Print all of the lines exactly. Any picture among them stays out.

##### Data for processing #####

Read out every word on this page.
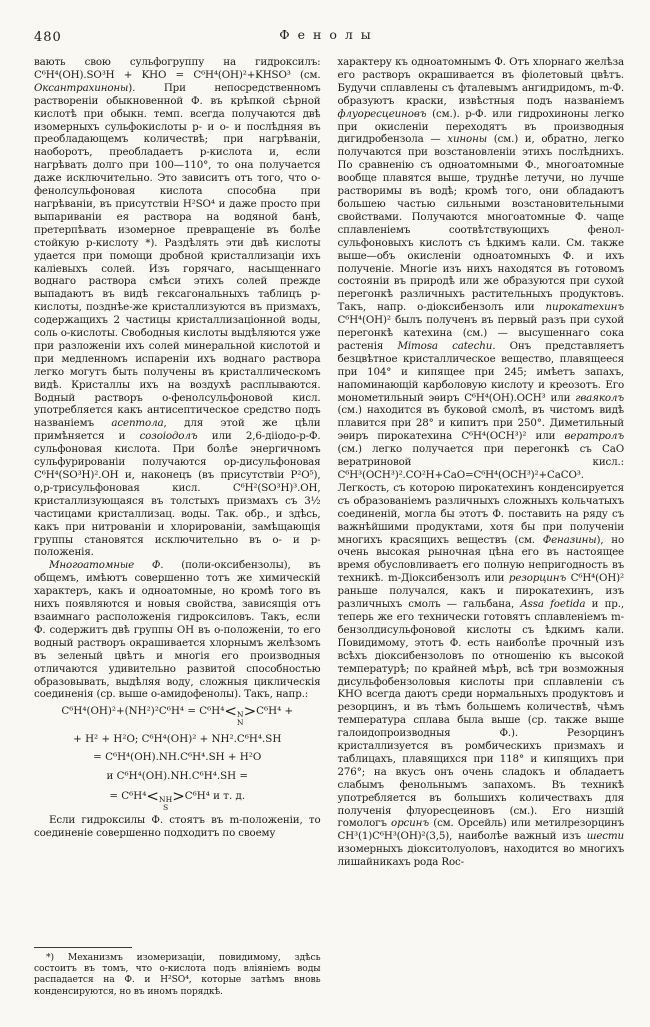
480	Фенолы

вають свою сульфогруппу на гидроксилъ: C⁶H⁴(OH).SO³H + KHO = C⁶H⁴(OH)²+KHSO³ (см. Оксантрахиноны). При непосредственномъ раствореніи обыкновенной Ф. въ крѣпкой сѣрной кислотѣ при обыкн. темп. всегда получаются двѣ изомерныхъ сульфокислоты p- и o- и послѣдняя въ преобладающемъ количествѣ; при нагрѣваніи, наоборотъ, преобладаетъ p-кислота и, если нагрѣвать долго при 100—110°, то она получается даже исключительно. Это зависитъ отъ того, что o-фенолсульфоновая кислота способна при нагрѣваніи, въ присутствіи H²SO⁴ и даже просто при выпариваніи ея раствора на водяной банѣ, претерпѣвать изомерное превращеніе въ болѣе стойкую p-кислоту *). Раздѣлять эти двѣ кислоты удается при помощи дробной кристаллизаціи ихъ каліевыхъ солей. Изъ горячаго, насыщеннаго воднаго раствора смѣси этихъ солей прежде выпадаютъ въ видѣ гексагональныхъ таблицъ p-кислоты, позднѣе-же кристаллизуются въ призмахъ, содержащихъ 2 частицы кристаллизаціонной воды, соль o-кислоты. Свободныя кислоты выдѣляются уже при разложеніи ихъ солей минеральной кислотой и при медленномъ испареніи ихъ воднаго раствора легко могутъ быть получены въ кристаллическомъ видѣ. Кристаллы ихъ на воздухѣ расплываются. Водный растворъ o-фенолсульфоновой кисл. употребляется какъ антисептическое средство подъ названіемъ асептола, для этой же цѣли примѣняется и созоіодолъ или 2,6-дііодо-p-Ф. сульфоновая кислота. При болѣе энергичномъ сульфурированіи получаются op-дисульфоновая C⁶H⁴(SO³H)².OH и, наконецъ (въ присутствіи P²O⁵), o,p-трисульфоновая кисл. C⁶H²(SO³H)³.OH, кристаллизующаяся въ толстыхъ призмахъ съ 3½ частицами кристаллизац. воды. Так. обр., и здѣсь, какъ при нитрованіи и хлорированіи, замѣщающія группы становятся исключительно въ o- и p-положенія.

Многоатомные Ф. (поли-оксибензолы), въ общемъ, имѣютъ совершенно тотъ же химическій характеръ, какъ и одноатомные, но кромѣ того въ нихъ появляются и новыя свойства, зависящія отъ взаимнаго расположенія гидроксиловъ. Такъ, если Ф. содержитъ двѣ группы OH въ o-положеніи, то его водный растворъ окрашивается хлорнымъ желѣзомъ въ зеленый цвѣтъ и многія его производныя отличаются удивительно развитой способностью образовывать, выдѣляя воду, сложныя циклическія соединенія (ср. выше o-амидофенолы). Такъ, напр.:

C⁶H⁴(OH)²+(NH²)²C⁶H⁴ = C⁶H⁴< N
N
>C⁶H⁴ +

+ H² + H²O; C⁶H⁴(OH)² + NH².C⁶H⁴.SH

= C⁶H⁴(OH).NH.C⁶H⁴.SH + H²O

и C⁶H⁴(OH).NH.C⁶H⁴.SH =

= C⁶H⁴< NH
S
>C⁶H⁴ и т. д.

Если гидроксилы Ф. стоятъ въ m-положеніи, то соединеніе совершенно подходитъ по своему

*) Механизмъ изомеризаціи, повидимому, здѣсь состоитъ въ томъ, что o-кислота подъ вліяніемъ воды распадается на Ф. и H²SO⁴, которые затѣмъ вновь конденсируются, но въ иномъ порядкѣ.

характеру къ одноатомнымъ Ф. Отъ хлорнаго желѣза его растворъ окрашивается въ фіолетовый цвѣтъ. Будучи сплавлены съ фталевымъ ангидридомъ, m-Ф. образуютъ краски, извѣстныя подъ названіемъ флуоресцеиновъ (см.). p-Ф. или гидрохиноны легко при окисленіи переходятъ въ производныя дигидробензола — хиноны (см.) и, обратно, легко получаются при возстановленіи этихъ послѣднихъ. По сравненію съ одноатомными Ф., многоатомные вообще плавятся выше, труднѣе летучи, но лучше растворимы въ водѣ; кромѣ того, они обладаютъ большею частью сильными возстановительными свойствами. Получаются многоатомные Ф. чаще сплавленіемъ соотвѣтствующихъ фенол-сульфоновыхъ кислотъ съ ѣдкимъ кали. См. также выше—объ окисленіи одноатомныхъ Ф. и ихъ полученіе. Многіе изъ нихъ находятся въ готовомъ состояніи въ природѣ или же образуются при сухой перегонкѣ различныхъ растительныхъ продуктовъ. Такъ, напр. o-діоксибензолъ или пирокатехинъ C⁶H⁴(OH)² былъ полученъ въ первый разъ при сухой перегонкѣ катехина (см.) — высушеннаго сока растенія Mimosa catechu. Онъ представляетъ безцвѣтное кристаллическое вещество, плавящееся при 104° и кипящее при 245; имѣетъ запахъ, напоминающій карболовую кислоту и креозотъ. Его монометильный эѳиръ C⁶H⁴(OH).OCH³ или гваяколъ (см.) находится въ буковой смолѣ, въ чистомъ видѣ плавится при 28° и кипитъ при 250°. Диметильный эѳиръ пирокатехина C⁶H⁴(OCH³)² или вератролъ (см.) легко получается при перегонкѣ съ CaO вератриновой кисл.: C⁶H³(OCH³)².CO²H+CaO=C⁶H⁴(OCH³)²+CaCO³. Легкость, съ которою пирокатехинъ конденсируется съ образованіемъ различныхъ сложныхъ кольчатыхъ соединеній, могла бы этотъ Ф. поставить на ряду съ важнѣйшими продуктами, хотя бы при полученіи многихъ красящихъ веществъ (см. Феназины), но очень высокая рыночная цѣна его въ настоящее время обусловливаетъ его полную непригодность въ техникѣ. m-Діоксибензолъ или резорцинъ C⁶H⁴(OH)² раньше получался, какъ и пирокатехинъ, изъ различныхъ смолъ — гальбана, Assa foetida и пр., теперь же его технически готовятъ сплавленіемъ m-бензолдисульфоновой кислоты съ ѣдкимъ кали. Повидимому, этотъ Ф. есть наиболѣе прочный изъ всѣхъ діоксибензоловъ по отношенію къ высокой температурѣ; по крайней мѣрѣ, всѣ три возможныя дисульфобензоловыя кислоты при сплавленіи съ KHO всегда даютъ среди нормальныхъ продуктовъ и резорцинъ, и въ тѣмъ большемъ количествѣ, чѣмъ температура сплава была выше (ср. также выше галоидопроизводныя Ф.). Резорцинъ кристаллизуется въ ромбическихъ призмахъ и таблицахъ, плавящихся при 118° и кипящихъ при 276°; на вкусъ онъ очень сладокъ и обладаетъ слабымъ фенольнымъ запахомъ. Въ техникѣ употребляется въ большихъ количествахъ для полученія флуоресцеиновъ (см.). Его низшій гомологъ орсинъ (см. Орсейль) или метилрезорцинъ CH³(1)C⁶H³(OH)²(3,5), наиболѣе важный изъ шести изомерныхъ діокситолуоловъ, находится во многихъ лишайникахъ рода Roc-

#####

**Completed task:**
Read out every word on this page.
480	Фенолы

вають свою сульфогруппу на гидроксилъ: C⁶H⁴(OH).SO³H + KHO = C⁶H⁴(OH)²+KHSO³ (см. Оксантрахиноны). При непосредственномъ раствореніи обыкновенной Ф. въ крѣпкой сѣрной кислотѣ при обыкн. темп. всегда получаются двѣ изомерныхъ сульфокислоты p- и o- и послѣдняя въ преобладающемъ количествѣ; при нагрѣваніи, наоборотъ, преобладаетъ p-кислота и, если нагрѣвать долго при 100—110°, то она получается даже исключительно. Это зависитъ отъ того, что o-фенолсульфоновая кислота способна при нагрѣваніи, въ присутствіи H²SO⁴ и даже просто при выпариваніи ея раствора на водяной банѣ, претерпѣвать изомерное превращеніе въ болѣе стойкую p-кислоту *). Раздѣлять эти двѣ кислоты удается при помощи дробной кристаллизаціи ихъ каліевыхъ солей. Изъ горячаго, насыщеннаго воднаго раствора смѣси этихъ солей прежде выпадаютъ въ видѣ гексагональныхъ таблицъ p-кислоты, позднѣе-же кристаллизуются въ призмахъ, содержащихъ 2 частицы кристаллизаціонной воды, соль o-кислоты. Свободныя кислоты выдѣляются уже при разложеніи ихъ солей минеральной кислотой и при медленномъ испареніи ихъ воднаго раствора легко могутъ быть получены въ кристаллическомъ видѣ. Кристаллы ихъ на воздухѣ расплываются. Водный растворъ o-фенолсульфоновой кисл. употребляется какъ антисептическое средство подъ названіемъ асептола, для этой же цѣли примѣняется и созоіодолъ или 2,6-дііодо-p-Ф. сульфоновая кислота. При болѣе энергичномъ сульфурированіи получаются op-дисульфоновая C⁶H⁴(SO³H)².OH и, наконецъ (въ присутствіи P²O⁵), o,p-трисульфоновая кисл. C⁶H²(SO³H)³.OH, кристаллизующаяся въ толстыхъ призмахъ съ 3½ частицами кристаллизац. воды. Так. обр., и здѣсь, какъ при нитрованіи и хлорированіи, замѣщающія группы становятся исключительно въ o- и p-положенія.

Многоатомные Ф. (поли-оксибензолы), въ общемъ, имѣютъ совершенно тотъ же химическій характеръ, какъ и одноатомные, но кромѣ того въ нихъ появляются и новыя свойства, зависящія отъ взаимнаго расположенія гидроксиловъ. Такъ, если Ф. содержитъ двѣ группы OH въ o-положеніи, то его водный растворъ окрашивается хлорнымъ желѣзомъ въ зеленый цвѣтъ и многія его производныя отличаются удивительно развитой способностью образовывать, выдѣляя воду, сложныя циклическія соединенія (ср. выше o-амидофенолы). Такъ, напр.:

C⁶H⁴(OH)²+(NH²)²C⁶H⁴ = C⁶H⁴< N
N
>C⁶H⁴ +

+ H² + H²O; C⁶H⁴(OH)² + NH².C⁶H⁴.SH

= C⁶H⁴(OH).NH.C⁶H⁴.SH + H²O

и C⁶H⁴(OH).NH.C⁶H⁴.SH =

= C⁶H⁴< NH
S
>C⁶H⁴ и т. д.

Если гидроксилы Ф. стоятъ въ m-положеніи, то соединеніе совершенно подходитъ по своему

*) Механизмъ изомеризаціи, повидимому, здѣсь состоитъ въ томъ, что o-кислота подъ вліяніемъ воды распадается на Ф. и H²SO⁴, которые затѣмъ вновь конденсируются, но въ иномъ порядкѣ.

характеру къ одноатомнымъ Ф. Отъ хлорнаго желѣза его растворъ окрашивается въ фіолетовый цвѣтъ. Будучи сплавлены съ фталевымъ ангидридомъ, m-Ф. образуютъ краски, извѣстныя подъ названіемъ флуоресцеиновъ (см.). p-Ф. или гидрохиноны легко при окисленіи переходятъ въ производныя дигидробензола — хиноны (см.) и, обратно, легко получаются при возстановленіи этихъ послѣднихъ. По сравненію съ одноатомными Ф., многоатомные вообще плавятся выше, труднѣе летучи, но лучше растворимы въ водѣ; кромѣ того, они обладаютъ большею частью сильными возстановительными свойствами. Получаются многоатомные Ф. чаще сплавленіемъ соотвѣтствующихъ фенол-сульфоновыхъ кислотъ съ ѣдкимъ кали. См. также выше—объ окисленіи одноатомныхъ Ф. и ихъ полученіе. Многіе изъ нихъ находятся въ готовомъ состояніи въ природѣ или же образуются при сухой перегонкѣ различныхъ растительныхъ продуктовъ. Такъ, напр. o-діоксибензолъ или пирокатехинъ C⁶H⁴(OH)² былъ полученъ въ первый разъ при сухой перегонкѣ катехина (см.) — высушеннаго сока растенія Mimosa catechu. Онъ представляетъ безцвѣтное кристаллическое вещество, плавящееся при 104° и кипящее при 245; имѣетъ запахъ, напоминающій карболовую кислоту и креозотъ. Его монометильный эѳиръ C⁶H⁴(OH).OCH³ или гваяколъ (см.) находится въ буковой смолѣ, въ чистомъ видѣ плавится при 28° и кипитъ при 250°. Диметильный эѳиръ пирокатехина C⁶H⁴(OCH³)² или вератролъ (см.) легко получается при перегонкѣ съ CaO вератриновой кисл.: C⁶H³(OCH³)².CO²H+CaO=C⁶H⁴(OCH³)²+CaCO³. Легкость, съ которою пирокатехинъ конденсируется съ образованіемъ различныхъ сложныхъ кольчатыхъ соединеній, могла бы этотъ Ф. поставить на ряду съ важнѣйшими продуктами, хотя бы при полученіи многихъ красящихъ веществъ (см. Феназины), но очень высокая рыночная цѣна его въ настоящее время обусловливаетъ его полную непригодность въ техникѣ. m-Діоксибензолъ или резорцинъ C⁶H⁴(OH)² раньше получался, какъ и пирокатехинъ, изъ различныхъ смолъ — гальбана, Assa foetida и пр., теперь же его технически готовятъ сплавленіемъ m-бензолдисульфоновой кислоты съ ѣдкимъ кали. Повидимому, этотъ Ф. есть наиболѣе прочный изъ всѣхъ діоксибензоловъ по отношенію къ высокой температурѣ; по крайней мѣрѣ, всѣ три возможныя дисульфобензоловыя кислоты при сплавленіи съ KHO всегда даютъ среди нормальныхъ продуктовъ и резорцинъ, и въ тѣмъ большемъ количествѣ, чѣмъ температура сплава была выше (ср. также выше галоидопроизводныя Ф.). Резорцинъ кристаллизуется въ ромбическихъ призмахъ и таблицахъ, плавящихся при 118° и кипящихъ при 276°; на вкусъ онъ очень сладокъ и обладаетъ слабымъ фенольнымъ запахомъ. Въ техникѣ употребляется въ большихъ количествахъ для полученія флуоресцеиновъ (см.). Его низшій гомологъ орсинъ (см. Орсейль) или метилрезорцинъ CH³(1)C⁶H³(OH)²(3,5), наиболѣе важный изъ шести изомерныхъ діокситолуоловъ, находится во многихъ лишайникахъ рода Roc-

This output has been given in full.